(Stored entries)

··········

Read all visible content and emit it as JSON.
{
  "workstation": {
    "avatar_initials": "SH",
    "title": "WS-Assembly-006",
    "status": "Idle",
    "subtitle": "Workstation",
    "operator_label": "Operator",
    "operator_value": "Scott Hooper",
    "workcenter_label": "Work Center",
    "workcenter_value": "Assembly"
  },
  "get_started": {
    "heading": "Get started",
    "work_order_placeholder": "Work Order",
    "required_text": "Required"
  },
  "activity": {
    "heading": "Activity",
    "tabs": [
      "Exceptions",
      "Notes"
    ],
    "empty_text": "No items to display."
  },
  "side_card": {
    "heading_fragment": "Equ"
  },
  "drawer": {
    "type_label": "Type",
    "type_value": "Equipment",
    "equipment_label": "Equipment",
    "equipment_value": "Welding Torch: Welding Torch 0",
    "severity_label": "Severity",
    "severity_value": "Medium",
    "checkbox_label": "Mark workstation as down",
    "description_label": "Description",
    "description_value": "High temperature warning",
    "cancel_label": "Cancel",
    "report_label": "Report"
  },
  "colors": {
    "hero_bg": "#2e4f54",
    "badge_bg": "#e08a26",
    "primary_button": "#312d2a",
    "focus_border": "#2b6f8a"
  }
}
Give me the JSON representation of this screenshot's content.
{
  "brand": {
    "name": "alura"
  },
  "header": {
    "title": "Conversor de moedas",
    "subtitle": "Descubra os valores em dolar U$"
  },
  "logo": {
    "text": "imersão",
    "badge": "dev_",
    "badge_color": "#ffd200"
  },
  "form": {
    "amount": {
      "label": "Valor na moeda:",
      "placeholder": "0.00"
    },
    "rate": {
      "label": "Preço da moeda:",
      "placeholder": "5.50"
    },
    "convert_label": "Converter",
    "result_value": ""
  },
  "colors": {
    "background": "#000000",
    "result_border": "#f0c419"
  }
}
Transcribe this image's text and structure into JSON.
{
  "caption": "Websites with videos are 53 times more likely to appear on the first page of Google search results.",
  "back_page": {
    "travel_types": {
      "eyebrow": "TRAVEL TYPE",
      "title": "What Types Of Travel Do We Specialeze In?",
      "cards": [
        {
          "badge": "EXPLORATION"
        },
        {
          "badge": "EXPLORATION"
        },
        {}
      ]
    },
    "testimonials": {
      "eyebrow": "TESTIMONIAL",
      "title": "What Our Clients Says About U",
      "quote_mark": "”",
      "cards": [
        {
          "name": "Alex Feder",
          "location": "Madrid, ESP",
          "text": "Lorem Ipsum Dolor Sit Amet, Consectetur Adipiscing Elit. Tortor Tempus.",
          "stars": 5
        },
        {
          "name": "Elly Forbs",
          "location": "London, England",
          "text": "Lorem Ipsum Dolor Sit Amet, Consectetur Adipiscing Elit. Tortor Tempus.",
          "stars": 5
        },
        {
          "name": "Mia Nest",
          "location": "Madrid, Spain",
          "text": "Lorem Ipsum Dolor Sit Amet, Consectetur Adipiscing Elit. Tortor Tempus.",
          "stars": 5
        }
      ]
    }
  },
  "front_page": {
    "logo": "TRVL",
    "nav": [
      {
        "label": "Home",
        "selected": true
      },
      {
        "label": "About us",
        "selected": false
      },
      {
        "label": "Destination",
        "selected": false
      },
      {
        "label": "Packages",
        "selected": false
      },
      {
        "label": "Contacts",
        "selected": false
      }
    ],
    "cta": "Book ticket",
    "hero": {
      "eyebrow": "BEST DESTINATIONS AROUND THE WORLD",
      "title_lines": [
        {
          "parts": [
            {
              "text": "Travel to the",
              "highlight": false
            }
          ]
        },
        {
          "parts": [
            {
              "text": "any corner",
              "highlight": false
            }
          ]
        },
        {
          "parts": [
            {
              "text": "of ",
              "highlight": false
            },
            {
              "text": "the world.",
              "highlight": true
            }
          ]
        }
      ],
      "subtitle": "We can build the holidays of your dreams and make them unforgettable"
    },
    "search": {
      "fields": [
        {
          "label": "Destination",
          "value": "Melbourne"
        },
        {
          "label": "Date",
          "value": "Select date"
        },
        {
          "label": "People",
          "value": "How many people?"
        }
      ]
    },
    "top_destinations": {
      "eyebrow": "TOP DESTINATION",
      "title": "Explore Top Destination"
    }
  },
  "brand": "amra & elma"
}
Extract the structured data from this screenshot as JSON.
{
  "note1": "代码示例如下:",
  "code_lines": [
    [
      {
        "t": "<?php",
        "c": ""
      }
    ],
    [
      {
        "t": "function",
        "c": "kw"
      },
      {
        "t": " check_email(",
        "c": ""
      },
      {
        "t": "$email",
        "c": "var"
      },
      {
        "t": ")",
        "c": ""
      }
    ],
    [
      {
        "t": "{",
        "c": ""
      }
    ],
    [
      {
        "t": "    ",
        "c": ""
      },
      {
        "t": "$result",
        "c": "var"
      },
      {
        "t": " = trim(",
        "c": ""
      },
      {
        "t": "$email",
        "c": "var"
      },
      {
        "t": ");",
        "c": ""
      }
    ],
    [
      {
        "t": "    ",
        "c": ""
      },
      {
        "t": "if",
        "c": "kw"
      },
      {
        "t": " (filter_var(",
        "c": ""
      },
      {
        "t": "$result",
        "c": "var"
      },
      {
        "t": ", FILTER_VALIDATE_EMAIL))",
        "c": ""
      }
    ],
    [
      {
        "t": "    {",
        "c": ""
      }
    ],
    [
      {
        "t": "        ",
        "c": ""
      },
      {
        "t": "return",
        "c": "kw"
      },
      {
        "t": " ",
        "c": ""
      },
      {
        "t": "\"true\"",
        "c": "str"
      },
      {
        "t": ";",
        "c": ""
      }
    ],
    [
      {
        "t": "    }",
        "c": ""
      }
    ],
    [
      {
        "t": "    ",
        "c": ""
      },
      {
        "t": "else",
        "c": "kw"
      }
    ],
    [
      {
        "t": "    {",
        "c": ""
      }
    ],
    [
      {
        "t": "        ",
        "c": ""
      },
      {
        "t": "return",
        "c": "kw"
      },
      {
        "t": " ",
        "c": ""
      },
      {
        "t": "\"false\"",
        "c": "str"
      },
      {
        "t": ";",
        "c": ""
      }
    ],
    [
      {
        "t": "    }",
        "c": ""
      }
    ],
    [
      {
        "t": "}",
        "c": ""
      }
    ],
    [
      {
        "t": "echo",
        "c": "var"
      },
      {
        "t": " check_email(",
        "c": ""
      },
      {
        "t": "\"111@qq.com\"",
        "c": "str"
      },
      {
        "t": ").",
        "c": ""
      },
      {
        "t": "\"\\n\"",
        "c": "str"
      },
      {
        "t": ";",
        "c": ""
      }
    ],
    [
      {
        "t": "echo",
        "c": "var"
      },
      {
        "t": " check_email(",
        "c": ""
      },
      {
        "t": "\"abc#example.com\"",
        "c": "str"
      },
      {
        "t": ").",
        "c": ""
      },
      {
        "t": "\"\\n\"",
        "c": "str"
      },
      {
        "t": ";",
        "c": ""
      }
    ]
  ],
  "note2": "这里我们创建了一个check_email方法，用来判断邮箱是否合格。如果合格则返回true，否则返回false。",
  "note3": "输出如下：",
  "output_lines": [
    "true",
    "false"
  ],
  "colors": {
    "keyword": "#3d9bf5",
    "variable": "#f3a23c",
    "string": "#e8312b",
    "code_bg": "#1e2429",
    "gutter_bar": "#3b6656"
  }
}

··········

### PROBLEM
Return every line holding the word "About" from the records.

### FULL SOLUTION
      "title": "What Our Clients Says About U",
        "label": "About us",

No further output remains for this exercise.